What is being asked -> Gather all lines containing the string "Output" and copy them out.

Extracted data entries:
^^^^^^^^^^^^^^^^

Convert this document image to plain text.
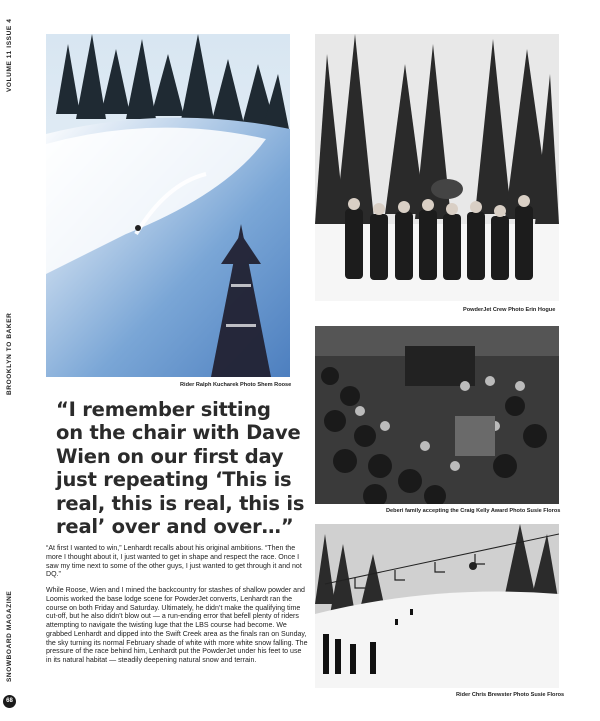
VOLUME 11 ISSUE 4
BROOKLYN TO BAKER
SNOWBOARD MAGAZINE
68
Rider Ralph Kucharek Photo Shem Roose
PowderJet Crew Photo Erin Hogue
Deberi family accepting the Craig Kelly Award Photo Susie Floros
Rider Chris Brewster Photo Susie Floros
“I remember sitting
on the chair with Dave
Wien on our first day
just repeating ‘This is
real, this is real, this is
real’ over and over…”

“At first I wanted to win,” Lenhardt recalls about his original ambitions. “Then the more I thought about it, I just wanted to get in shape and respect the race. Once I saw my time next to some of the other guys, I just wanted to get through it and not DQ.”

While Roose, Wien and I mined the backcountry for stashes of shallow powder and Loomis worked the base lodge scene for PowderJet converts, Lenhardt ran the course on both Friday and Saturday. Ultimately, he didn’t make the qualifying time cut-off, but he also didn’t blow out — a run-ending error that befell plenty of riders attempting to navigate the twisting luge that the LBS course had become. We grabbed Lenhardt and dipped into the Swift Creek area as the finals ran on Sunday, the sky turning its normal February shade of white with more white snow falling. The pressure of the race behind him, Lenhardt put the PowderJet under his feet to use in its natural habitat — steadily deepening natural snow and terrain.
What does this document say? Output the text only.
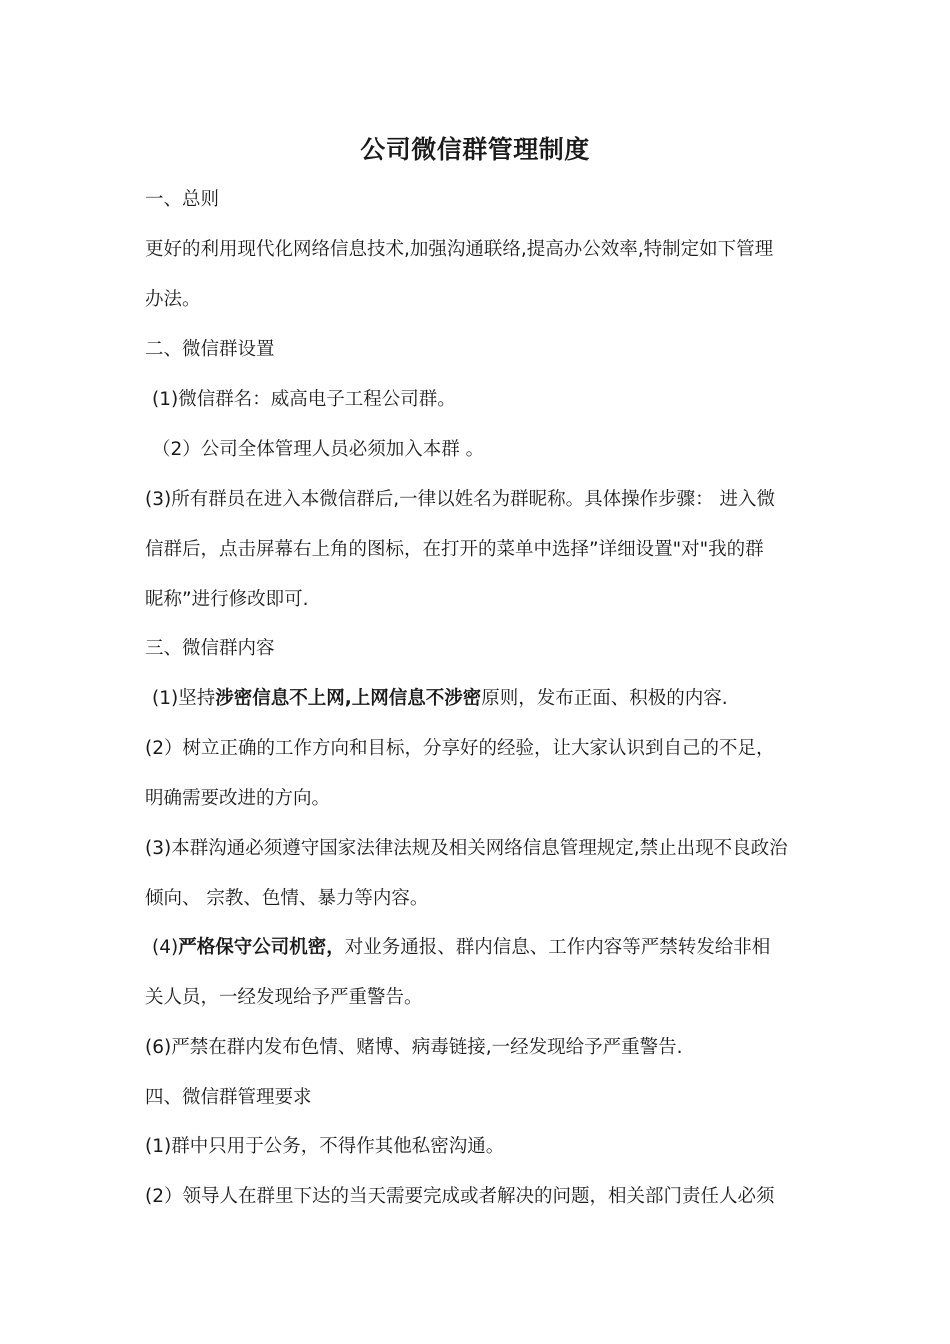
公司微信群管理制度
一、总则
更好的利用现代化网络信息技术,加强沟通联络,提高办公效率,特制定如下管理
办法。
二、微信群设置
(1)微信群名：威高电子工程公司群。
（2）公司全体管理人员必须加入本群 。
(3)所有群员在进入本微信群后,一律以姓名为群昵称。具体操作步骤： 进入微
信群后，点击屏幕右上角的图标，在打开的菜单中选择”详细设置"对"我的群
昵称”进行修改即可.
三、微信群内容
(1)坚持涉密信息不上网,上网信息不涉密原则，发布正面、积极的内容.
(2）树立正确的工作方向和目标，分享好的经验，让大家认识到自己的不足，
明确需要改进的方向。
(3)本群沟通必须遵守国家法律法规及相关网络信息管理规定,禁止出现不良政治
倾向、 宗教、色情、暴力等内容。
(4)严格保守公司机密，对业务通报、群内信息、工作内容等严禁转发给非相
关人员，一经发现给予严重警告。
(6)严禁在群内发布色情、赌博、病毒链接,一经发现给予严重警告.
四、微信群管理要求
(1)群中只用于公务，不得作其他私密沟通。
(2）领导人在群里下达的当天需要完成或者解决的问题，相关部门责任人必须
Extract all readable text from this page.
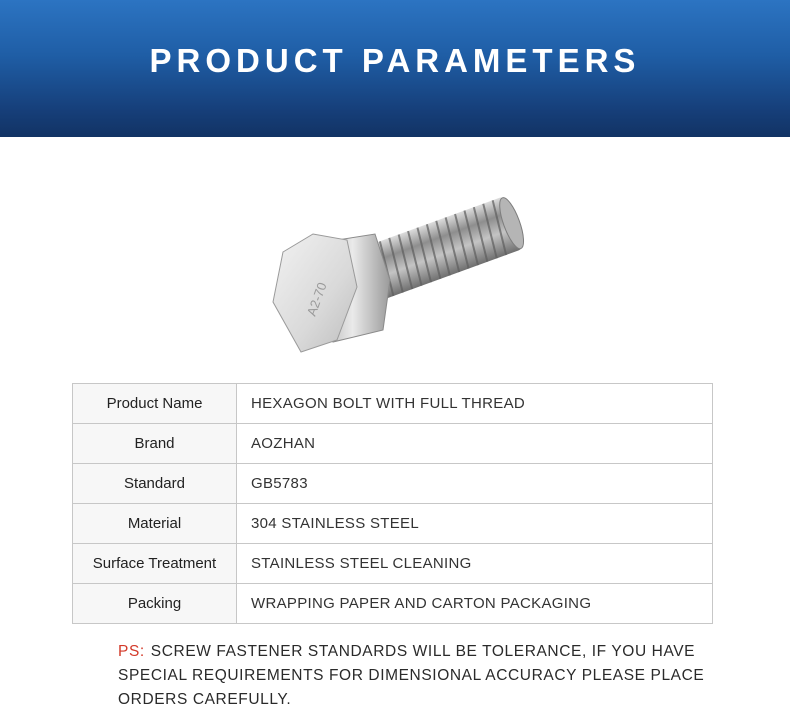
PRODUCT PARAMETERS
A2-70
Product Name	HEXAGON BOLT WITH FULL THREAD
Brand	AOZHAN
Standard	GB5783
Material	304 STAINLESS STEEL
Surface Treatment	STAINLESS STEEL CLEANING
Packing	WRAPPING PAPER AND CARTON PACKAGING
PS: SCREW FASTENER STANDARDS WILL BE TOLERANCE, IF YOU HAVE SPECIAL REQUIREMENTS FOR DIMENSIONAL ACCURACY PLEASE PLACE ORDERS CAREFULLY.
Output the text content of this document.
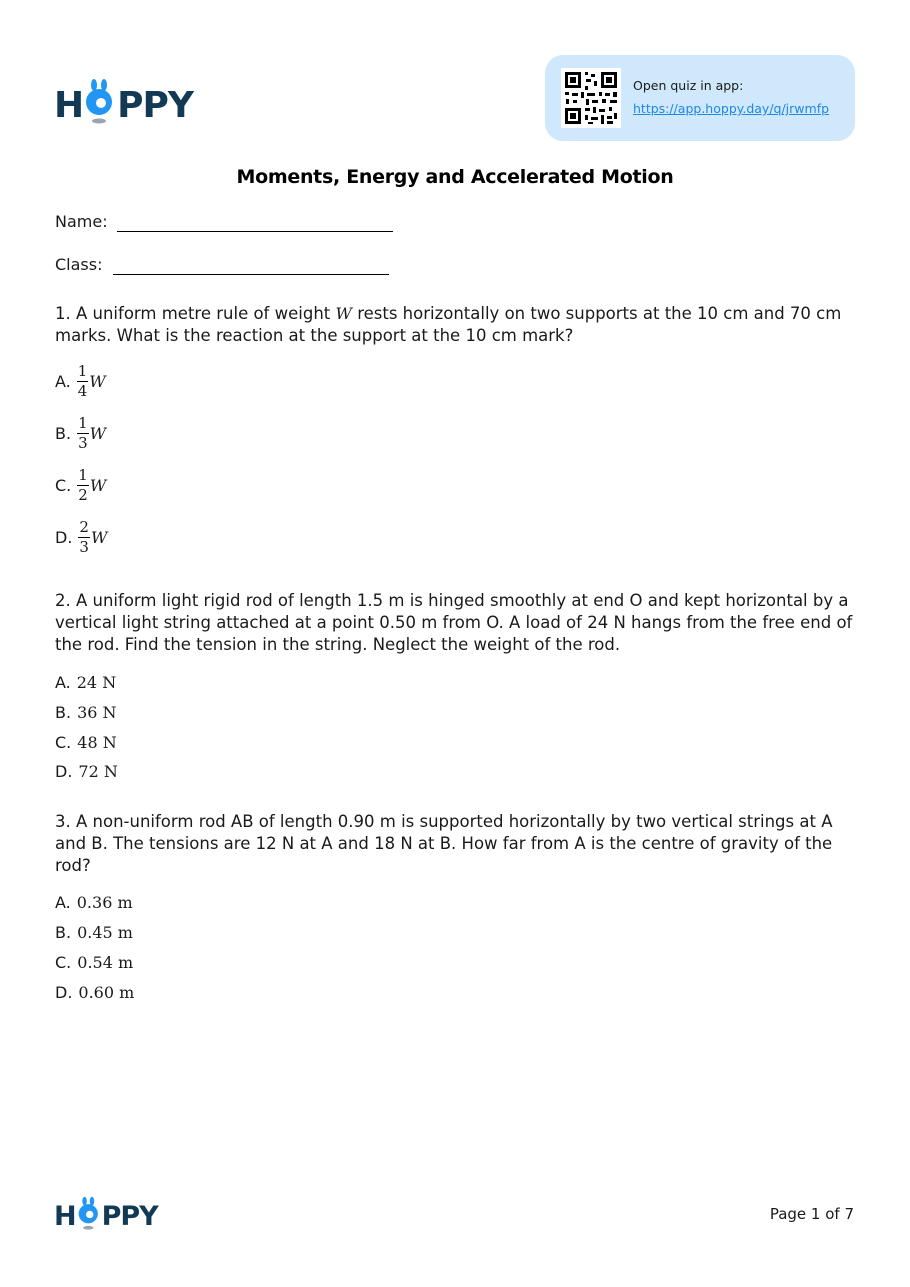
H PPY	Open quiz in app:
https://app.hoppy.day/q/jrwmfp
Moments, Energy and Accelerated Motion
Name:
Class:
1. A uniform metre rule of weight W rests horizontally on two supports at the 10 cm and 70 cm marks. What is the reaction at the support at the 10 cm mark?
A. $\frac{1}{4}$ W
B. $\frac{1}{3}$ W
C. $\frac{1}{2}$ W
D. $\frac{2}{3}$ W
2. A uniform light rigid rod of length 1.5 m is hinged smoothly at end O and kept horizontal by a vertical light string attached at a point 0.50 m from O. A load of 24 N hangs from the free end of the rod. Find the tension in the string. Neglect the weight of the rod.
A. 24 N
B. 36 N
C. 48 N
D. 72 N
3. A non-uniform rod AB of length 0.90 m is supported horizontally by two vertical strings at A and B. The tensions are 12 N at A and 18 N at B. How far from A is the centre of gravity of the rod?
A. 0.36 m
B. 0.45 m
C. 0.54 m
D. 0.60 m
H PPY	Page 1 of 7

^^^^^^^^^^^^^^^^

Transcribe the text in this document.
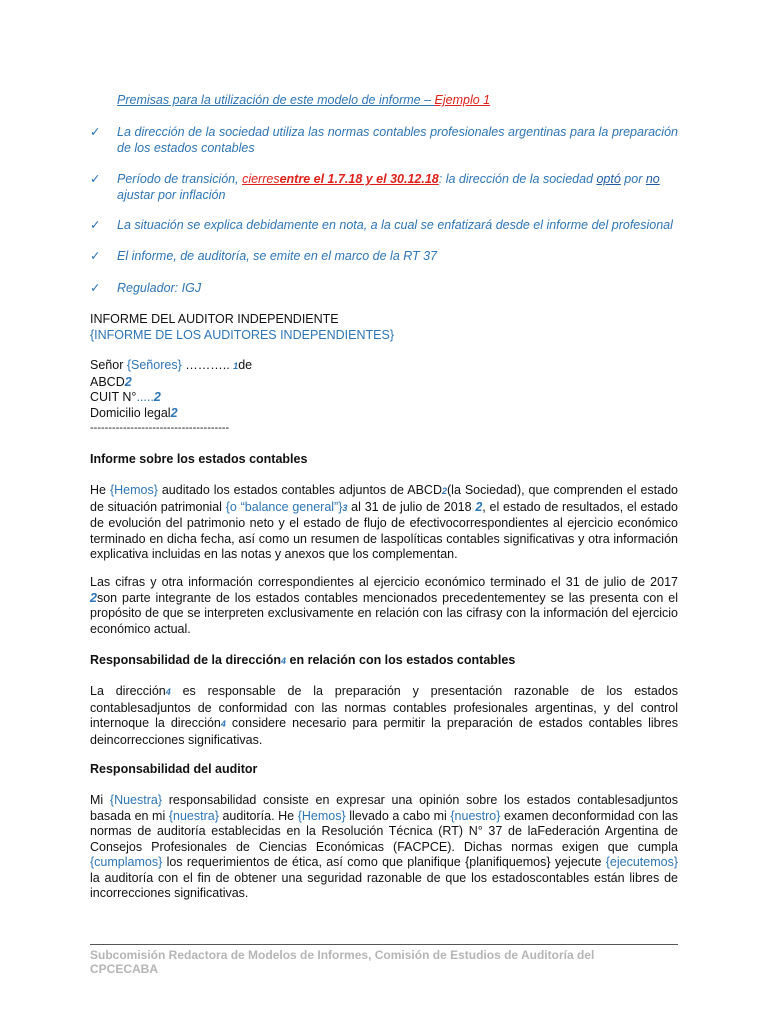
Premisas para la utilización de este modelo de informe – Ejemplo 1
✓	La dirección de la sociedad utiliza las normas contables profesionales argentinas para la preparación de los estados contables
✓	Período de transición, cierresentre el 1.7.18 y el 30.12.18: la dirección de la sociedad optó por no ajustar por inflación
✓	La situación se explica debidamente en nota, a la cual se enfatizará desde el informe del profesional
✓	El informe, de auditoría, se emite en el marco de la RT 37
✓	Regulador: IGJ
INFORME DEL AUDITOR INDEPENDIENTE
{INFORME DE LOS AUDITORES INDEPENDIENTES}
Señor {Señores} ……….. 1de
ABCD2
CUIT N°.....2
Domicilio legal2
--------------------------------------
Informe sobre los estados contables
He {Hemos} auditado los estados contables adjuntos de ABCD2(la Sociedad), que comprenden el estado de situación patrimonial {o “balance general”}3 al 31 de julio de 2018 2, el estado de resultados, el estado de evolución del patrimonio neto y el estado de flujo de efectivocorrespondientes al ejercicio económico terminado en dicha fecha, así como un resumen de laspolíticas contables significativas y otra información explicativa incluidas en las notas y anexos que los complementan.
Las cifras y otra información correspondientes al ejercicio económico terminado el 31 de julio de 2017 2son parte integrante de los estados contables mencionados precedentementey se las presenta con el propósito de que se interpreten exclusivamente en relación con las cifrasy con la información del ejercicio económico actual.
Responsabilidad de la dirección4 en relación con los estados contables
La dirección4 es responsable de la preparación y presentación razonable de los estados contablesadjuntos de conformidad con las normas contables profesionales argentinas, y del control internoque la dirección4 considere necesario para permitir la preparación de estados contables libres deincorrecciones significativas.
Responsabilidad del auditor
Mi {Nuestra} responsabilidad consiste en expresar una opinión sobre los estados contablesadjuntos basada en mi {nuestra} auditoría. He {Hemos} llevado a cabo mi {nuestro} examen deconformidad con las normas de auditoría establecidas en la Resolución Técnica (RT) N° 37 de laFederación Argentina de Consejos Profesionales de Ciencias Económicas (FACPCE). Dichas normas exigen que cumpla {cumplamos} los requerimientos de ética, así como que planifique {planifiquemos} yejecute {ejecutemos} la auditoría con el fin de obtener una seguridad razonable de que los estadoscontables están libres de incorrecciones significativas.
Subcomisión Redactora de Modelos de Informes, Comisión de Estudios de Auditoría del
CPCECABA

^^^^^^^^^^^^^^^^

Result below ->
What does this document say? Output the text only.
Output the text content of this document.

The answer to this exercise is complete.